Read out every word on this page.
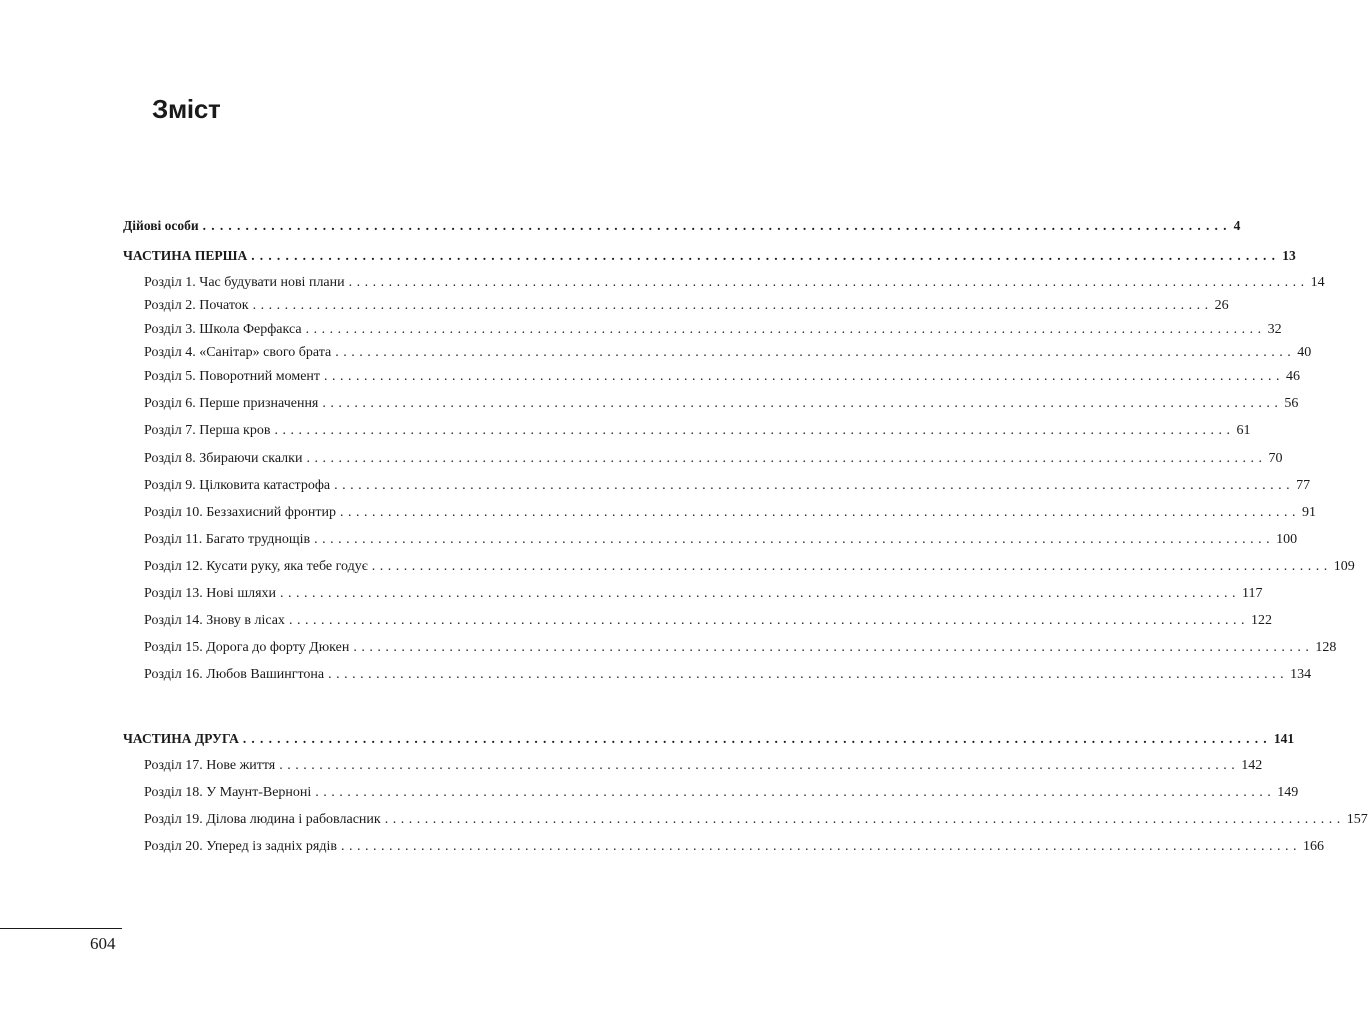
Зміст
Дійові особи ........................................................................................................................ 4
ЧАСТИНА ПЕРША ........................................................................................................................ 13
Розділ 1. Час будувати нові плани ........................................................................................................................ 14
Розділ 2. Початок ........................................................................................................................ 26
Розділ 3. Школа Ферфакса ........................................................................................................................ 32
Розділ 4. «Санітар» свого брата ........................................................................................................................ 40
Розділ 5. Поворотний момент ........................................................................................................................ 46
Розділ 6. Перше призначення ........................................................................................................................ 56
Розділ 7. Перша кров ........................................................................................................................ 61
Розділ 8. Збираючи скалки ........................................................................................................................ 70
Розділ 9. Цілковита катастрофа ........................................................................................................................ 77
Розділ 10. Беззахисний фронтир ........................................................................................................................ 91
Розділ 11. Багато труднощів ........................................................................................................................ 100
Розділ 12. Кусати руку, яка тебе годує ........................................................................................................................ 109
Розділ 13. Нові шляхи ........................................................................................................................ 117
Розділ 14. Знову в лісах ........................................................................................................................ 122
Розділ 15. Дорога до форту Дюкен ........................................................................................................................ 128
Розділ 16. Любов Вашингтона ........................................................................................................................ 134
ЧАСТИНА ДРУГА ........................................................................................................................ 141
Розділ 17. Нове життя ........................................................................................................................ 142
Розділ 18. У Маунт-Верноні ........................................................................................................................ 149
Розділ 19. Ділова людина і рабовласник ........................................................................................................................ 157
Розділ 20. Уперед із задніх рядів ........................................................................................................................ 166
604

+++++

Work to be completed: Print out every entry above without changing a word, and leave out the pictures.

Final result:
Read out every word on this page.
Зміст
Дійові особи ........................................................................................................................ 4
ЧАСТИНА ПЕРША ........................................................................................................................ 13
Розділ 1. Час будувати нові плани ........................................................................................................................ 14
Розділ 2. Початок ........................................................................................................................ 26
Розділ 3. Школа Ферфакса ........................................................................................................................ 32
Розділ 4. «Санітар» свого брата ........................................................................................................................ 40
Розділ 5. Поворотний момент ........................................................................................................................ 46
Розділ 6. Перше призначення ........................................................................................................................ 56
Розділ 7. Перша кров ........................................................................................................................ 61
Розділ 8. Збираючи скалки ........................................................................................................................ 70
Розділ 9. Цілковита катастрофа ........................................................................................................................ 77
Розділ 10. Беззахисний фронтир ........................................................................................................................ 91
Розділ 11. Багато труднощів ........................................................................................................................ 100
Розділ 12. Кусати руку, яка тебе годує ........................................................................................................................ 109
Розділ 13. Нові шляхи ........................................................................................................................ 117
Розділ 14. Знову в лісах ........................................................................................................................ 122
Розділ 15. Дорога до форту Дюкен ........................................................................................................................ 128
Розділ 16. Любов Вашингтона ........................................................................................................................ 134
ЧАСТИНА ДРУГА ........................................................................................................................ 141
Розділ 17. Нове життя ........................................................................................................................ 142
Розділ 18. У Маунт-Верноні ........................................................................................................................ 149
Розділ 19. Ділова людина і рабовласник ........................................................................................................................ 157
Розділ 20. Уперед із задніх рядів ........................................................................................................................ 166
604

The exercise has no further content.